═════ Provided records ═════
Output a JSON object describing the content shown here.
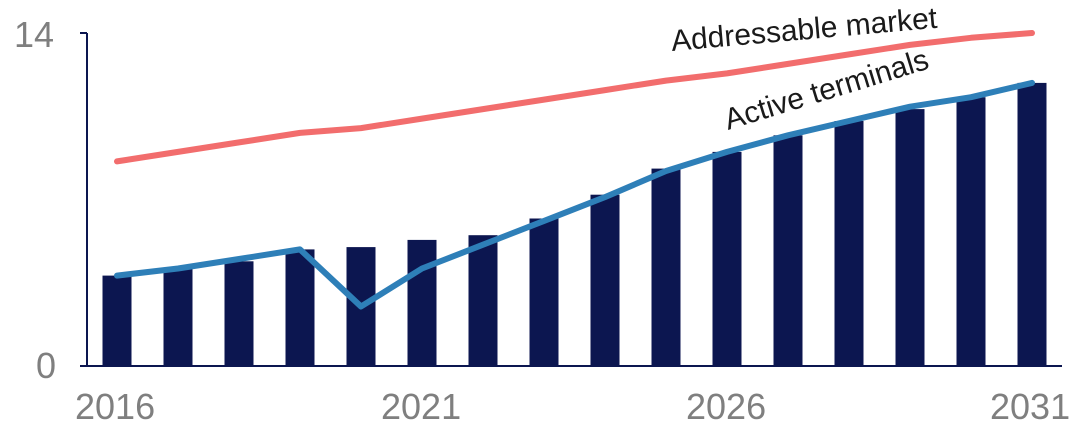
{
  "chart_data": {
    "type": "bar",
    "title": "",
    "xlabel": "",
    "ylabel": "",
    "x": [
      2016,
      2017,
      2018,
      2019,
      2020,
      2021,
      2022,
      2023,
      2024,
      2025,
      2026,
      2027,
      2028,
      2029,
      2030,
      2031
    ],
    "ylim": [
      0,
      14
    ],
    "y_ticks": [
      "0",
      "14"
    ],
    "x_ticks": [
      "2016",
      "2021",
      "2026",
      "2031"
    ],
    "grid": false,
    "bars": {
      "values": [
        3.8,
        4.1,
        4.4,
        4.9,
        5.0,
        5.3,
        5.5,
        6.2,
        7.2,
        8.3,
        9.0,
        9.7,
        10.3,
        10.8,
        11.3,
        11.9
      ],
      "color": "#0c1650"
    },
    "series": [
      {
        "name": "Addressable market",
        "type": "line",
        "color": "#f26d6d",
        "values": [
          8.6,
          9.0,
          9.4,
          9.8,
          10.0,
          10.4,
          10.8,
          11.2,
          11.6,
          12.0,
          12.3,
          12.7,
          13.1,
          13.5,
          13.8,
          14.0
        ]
      },
      {
        "name": "Active terminals",
        "type": "line",
        "color": "#2e7fb8",
        "values": [
          3.8,
          4.1,
          4.5,
          4.9,
          2.5,
          4.1,
          5.1,
          6.1,
          7.1,
          8.2,
          9.0,
          9.7,
          10.3,
          10.9,
          11.3,
          11.9
        ]
      }
    ]
  }
}
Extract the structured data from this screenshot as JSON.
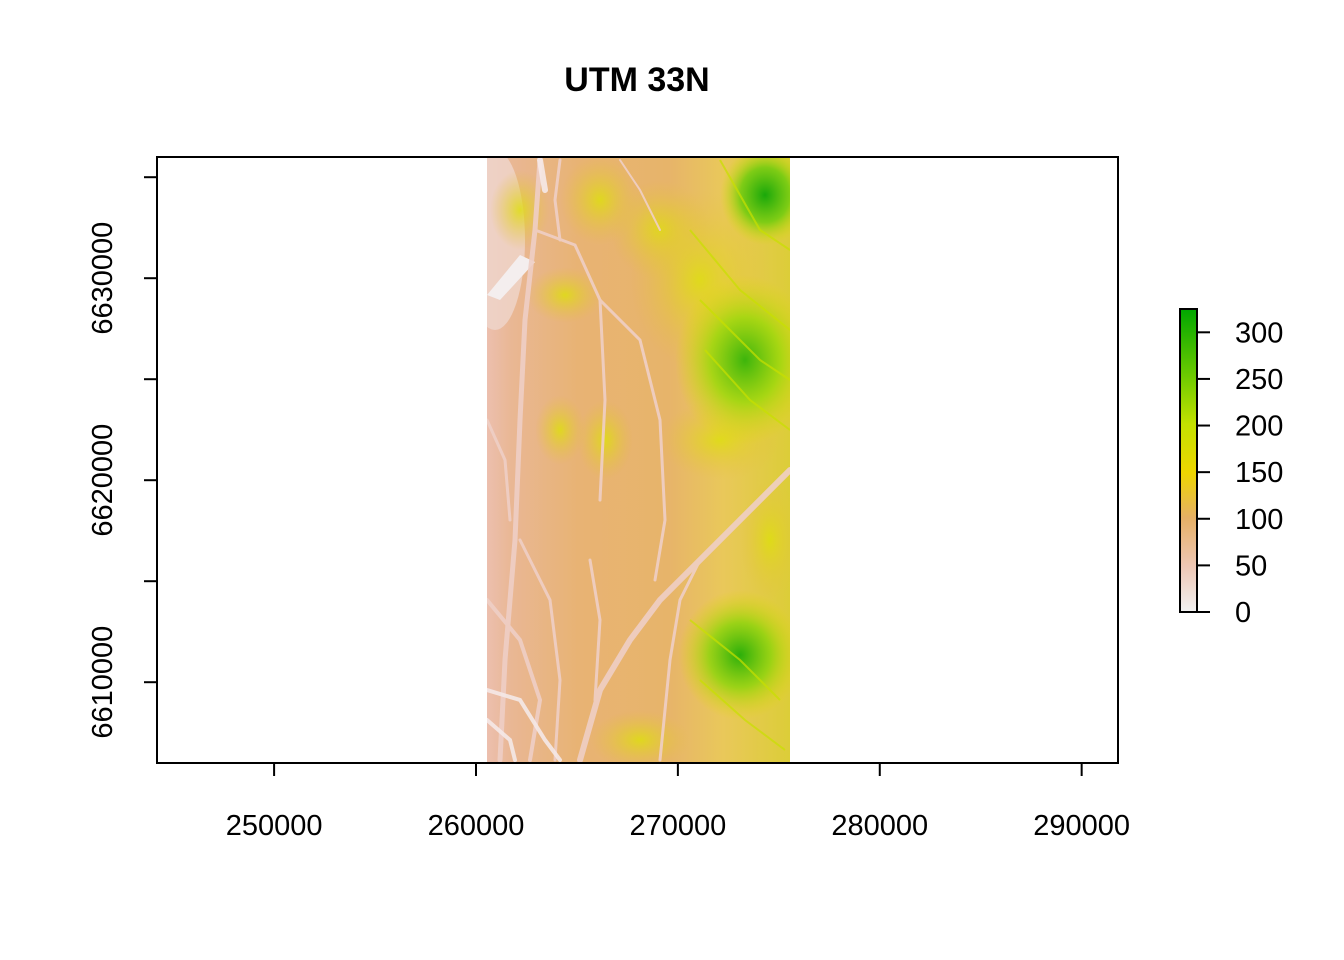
{
  "title": "UTM 33N",
  "map_data": {
    "type": "raster",
    "crs_label": "UTM 33N",
    "x_ticks": [
      "250000",
      "260000",
      "270000",
      "280000",
      "290000"
    ],
    "y_ticks": [
      "6610000",
      "6620000",
      "6630000"
    ],
    "x_range": [
      244200,
      291800
    ],
    "y_range": [
      6606000,
      6636000
    ],
    "raster_extent": {
      "xmin": 260500,
      "xmax": 275500,
      "ymin": 6606000,
      "ymax": 6636000
    },
    "legend": {
      "ticks": [
        "0",
        "50",
        "100",
        "150",
        "200",
        "250",
        "300"
      ],
      "range": [
        0,
        325
      ],
      "colors": [
        "#f2f2f2",
        "#eec7b5",
        "#e6b066",
        "#eed600",
        "#c3e100",
        "#62c700",
        "#00a600"
      ]
    }
  }
}
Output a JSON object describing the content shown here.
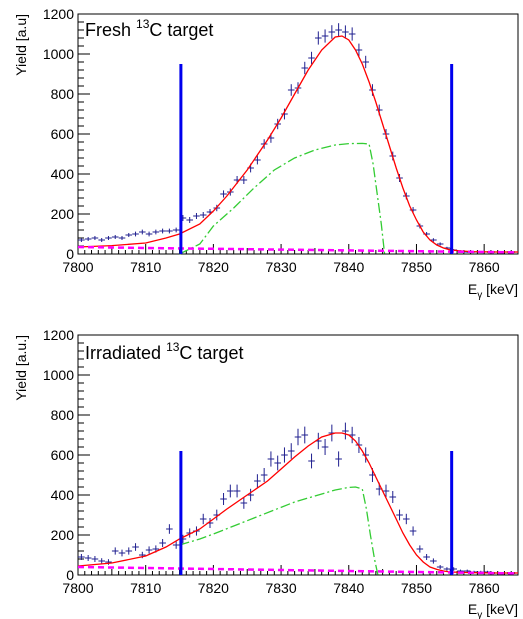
{
  "chart_data": [
    {
      "type": "line",
      "title": "Fresh",
      "title_sup": "13",
      "title_tail": "C target",
      "xlabel_main": "E",
      "xlabel_sub": "γ",
      "xlabel_unit": " [keV]",
      "ylabel": "Yield [a.u]",
      "xlim": [
        7800,
        7865
      ],
      "ylim": [
        0,
        1200
      ],
      "xticks": [
        7800,
        7810,
        7820,
        7830,
        7840,
        7850,
        7860
      ],
      "yticks": [
        0,
        200,
        400,
        600,
        800,
        1000,
        1200
      ],
      "colors": {
        "data": "#1f1f8f",
        "fit": "#ff0000",
        "peak": "#33cc33",
        "background": "#ff00ff",
        "limits": "#0000ee"
      },
      "limits": [
        {
          "x": 7815.2,
          "y": 950
        },
        {
          "x": 7855.2,
          "y": 950
        }
      ],
      "series": [
        {
          "style": "points",
          "x": [
            7800.5,
            7801.5,
            7802.5,
            7803.5,
            7804.5,
            7805.5,
            7806.5,
            7807.5,
            7808.5,
            7809.5,
            7810.5,
            7811.5,
            7812.5,
            7813.5,
            7814.5,
            7815.5,
            7816.5,
            7817.5,
            7818.5,
            7819.5,
            7820.5,
            7821.5,
            7822.5,
            7823.5,
            7824.5,
            7825.5,
            7826.5,
            7827.5,
            7828.5,
            7829.5,
            7830.5,
            7831.5,
            7832.5,
            7833.5,
            7834.5,
            7835.5,
            7836.5,
            7837.5,
            7838.5,
            7839.5,
            7840.5,
            7841.5,
            7842.5,
            7843.5,
            7844.5,
            7845.5,
            7846.5,
            7847.5,
            7848.5,
            7849.5,
            7850.5,
            7851.5,
            7852.5,
            7853.5,
            7854.5,
            7855.5,
            7856.5,
            7857.5,
            7858.5,
            7859.5,
            7860.5,
            7861.5,
            7862.5,
            7863.5,
            7864.5
          ],
          "y": [
            70,
            75,
            80,
            70,
            80,
            85,
            80,
            95,
            100,
            110,
            100,
            110,
            115,
            115,
            120,
            180,
            170,
            190,
            195,
            210,
            230,
            300,
            310,
            370,
            370,
            430,
            470,
            550,
            580,
            650,
            700,
            820,
            830,
            930,
            980,
            1080,
            1090,
            1110,
            1120,
            1110,
            1100,
            1020,
            960,
            820,
            720,
            600,
            490,
            380,
            290,
            220,
            140,
            100,
            70,
            50,
            30,
            20,
            15,
            10,
            10,
            10,
            10,
            10,
            10,
            10,
            10
          ],
          "yerr": [
            10,
            10,
            10,
            10,
            10,
            10,
            10,
            10,
            12,
            12,
            12,
            12,
            12,
            12,
            12,
            15,
            15,
            15,
            15,
            15,
            16,
            18,
            18,
            20,
            20,
            22,
            22,
            24,
            24,
            26,
            27,
            29,
            29,
            31,
            31,
            33,
            33,
            34,
            34,
            33,
            33,
            32,
            31,
            29,
            27,
            25,
            22,
            20,
            17,
            15,
            12,
            10,
            9,
            8,
            6,
            5,
            4,
            4,
            4,
            4,
            4,
            4,
            4,
            4,
            4
          ]
        },
        {
          "style": "fit",
          "x": [
            7800,
            7805,
            7810,
            7813,
            7815,
            7818,
            7820,
            7822,
            7825,
            7828,
            7830,
            7832,
            7834,
            7836,
            7838,
            7839,
            7840,
            7841,
            7842,
            7843,
            7844,
            7845,
            7846,
            7847,
            7848,
            7849,
            7850,
            7851,
            7852,
            7853,
            7854,
            7855,
            7858,
            7862,
            7865
          ],
          "y": [
            35,
            42,
            55,
            80,
            100,
            150,
            215,
            290,
            420,
            570,
            680,
            800,
            920,
            1020,
            1085,
            1090,
            1070,
            1020,
            950,
            860,
            760,
            650,
            540,
            430,
            330,
            240,
            170,
            110,
            70,
            45,
            30,
            20,
            12,
            10,
            10
          ]
        },
        {
          "style": "peak",
          "x": [
            7815,
            7818,
            7820,
            7823,
            7826,
            7829,
            7832,
            7835,
            7838,
            7840,
            7842,
            7843,
            7843.6,
            7844.2,
            7844.8,
            7845.3
          ],
          "y": [
            0,
            50,
            140,
            230,
            330,
            420,
            480,
            520,
            545,
            552,
            553,
            550,
            450,
            300,
            150,
            0
          ]
        },
        {
          "style": "background",
          "x": [
            7800,
            7810,
            7820,
            7830,
            7840,
            7850,
            7865
          ],
          "y": [
            35,
            30,
            26,
            22,
            18,
            14,
            8
          ]
        }
      ]
    },
    {
      "type": "line",
      "title": "Irradiated",
      "title_sup": "13",
      "title_tail": "C target",
      "xlabel_main": "E",
      "xlabel_sub": "γ",
      "xlabel_unit": " [keV]",
      "ylabel": "Yield [a.u.]",
      "xlim": [
        7800,
        7865
      ],
      "ylim": [
        0,
        1200
      ],
      "xticks": [
        7800,
        7810,
        7820,
        7830,
        7840,
        7850,
        7860
      ],
      "yticks": [
        0,
        200,
        400,
        600,
        800,
        1000,
        1200
      ],
      "colors": {
        "data": "#1f1f8f",
        "fit": "#ff0000",
        "peak": "#33cc33",
        "background": "#ff00ff",
        "limits": "#0000ee"
      },
      "limits": [
        {
          "x": 7815.2,
          "y": 620
        },
        {
          "x": 7855.2,
          "y": 620
        }
      ],
      "series": [
        {
          "style": "points",
          "x": [
            7800.5,
            7801.5,
            7802.5,
            7803.5,
            7804.5,
            7805.5,
            7806.5,
            7807.5,
            7808.5,
            7809.5,
            7810.5,
            7811.5,
            7812.5,
            7813.5,
            7814.5,
            7815.5,
            7816.5,
            7817.5,
            7818.5,
            7819.5,
            7820.5,
            7821.5,
            7822.5,
            7823.5,
            7824.5,
            7825.5,
            7826.5,
            7827.5,
            7828.5,
            7829.5,
            7830.5,
            7831.5,
            7832.5,
            7833.5,
            7834.5,
            7835.5,
            7836.5,
            7837.5,
            7838.5,
            7839.5,
            7840.5,
            7841.5,
            7842.5,
            7843.5,
            7844.5,
            7845.5,
            7846.5,
            7847.5,
            7848.5,
            7849.5,
            7850.5,
            7851.5,
            7852.5,
            7853.5,
            7854.5,
            7855.5,
            7856.5,
            7857.5,
            7858.5,
            7859.5,
            7860.5,
            7861.5,
            7862.5,
            7863.5,
            7864.5
          ],
          "y": [
            90,
            85,
            80,
            70,
            65,
            120,
            110,
            120,
            140,
            100,
            125,
            130,
            160,
            230,
            150,
            180,
            210,
            220,
            280,
            260,
            300,
            380,
            420,
            420,
            360,
            400,
            470,
            500,
            580,
            560,
            600,
            620,
            690,
            700,
            570,
            670,
            640,
            710,
            580,
            720,
            700,
            650,
            600,
            500,
            430,
            420,
            390,
            300,
            280,
            220,
            130,
            90,
            70,
            40,
            30,
            30,
            20,
            20,
            15,
            15,
            15,
            10,
            10,
            10,
            10
          ],
          "yerr": [
            15,
            15,
            15,
            14,
            14,
            18,
            17,
            18,
            19,
            16,
            18,
            18,
            20,
            24,
            19,
            21,
            23,
            23,
            26,
            25,
            27,
            30,
            32,
            32,
            29,
            31,
            34,
            35,
            38,
            37,
            38,
            39,
            41,
            42,
            37,
            41,
            40,
            42,
            38,
            42,
            41,
            40,
            38,
            35,
            32,
            32,
            30,
            27,
            26,
            23,
            18,
            15,
            13,
            10,
            9,
            9,
            7,
            7,
            6,
            6,
            6,
            5,
            5,
            5,
            5
          ]
        },
        {
          "style": "fit",
          "x": [
            7800,
            7805,
            7810,
            7813,
            7815,
            7818,
            7820,
            7822,
            7825,
            7828,
            7830,
            7832,
            7834,
            7836,
            7838,
            7839,
            7840,
            7841,
            7842,
            7843,
            7844,
            7845,
            7846,
            7847,
            7848,
            7849,
            7850,
            7851,
            7852,
            7853,
            7854,
            7855,
            7858,
            7862,
            7865
          ],
          "y": [
            45,
            60,
            95,
            140,
            180,
            230,
            280,
            330,
            400,
            470,
            530,
            590,
            645,
            690,
            710,
            710,
            700,
            670,
            620,
            560,
            490,
            420,
            350,
            280,
            210,
            150,
            100,
            65,
            40,
            28,
            20,
            15,
            12,
            10,
            10
          ]
        },
        {
          "style": "peak",
          "x": [
            7815,
            7818,
            7820,
            7823,
            7826,
            7829,
            7832,
            7835,
            7838,
            7840,
            7841,
            7842,
            7842.6,
            7843.2,
            7843.8,
            7844.3
          ],
          "y": [
            150,
            180,
            205,
            245,
            285,
            325,
            365,
            395,
            425,
            438,
            440,
            430,
            330,
            200,
            80,
            0
          ]
        },
        {
          "style": "background",
          "x": [
            7800,
            7810,
            7820,
            7830,
            7840,
            7850,
            7865
          ],
          "y": [
            40,
            35,
            30,
            25,
            20,
            15,
            8
          ]
        }
      ]
    }
  ]
}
═════
### Your instructions
Extract every line above containing the word "name".

### Task result
        "name": "Addressable market",
        "name": "Active terminals",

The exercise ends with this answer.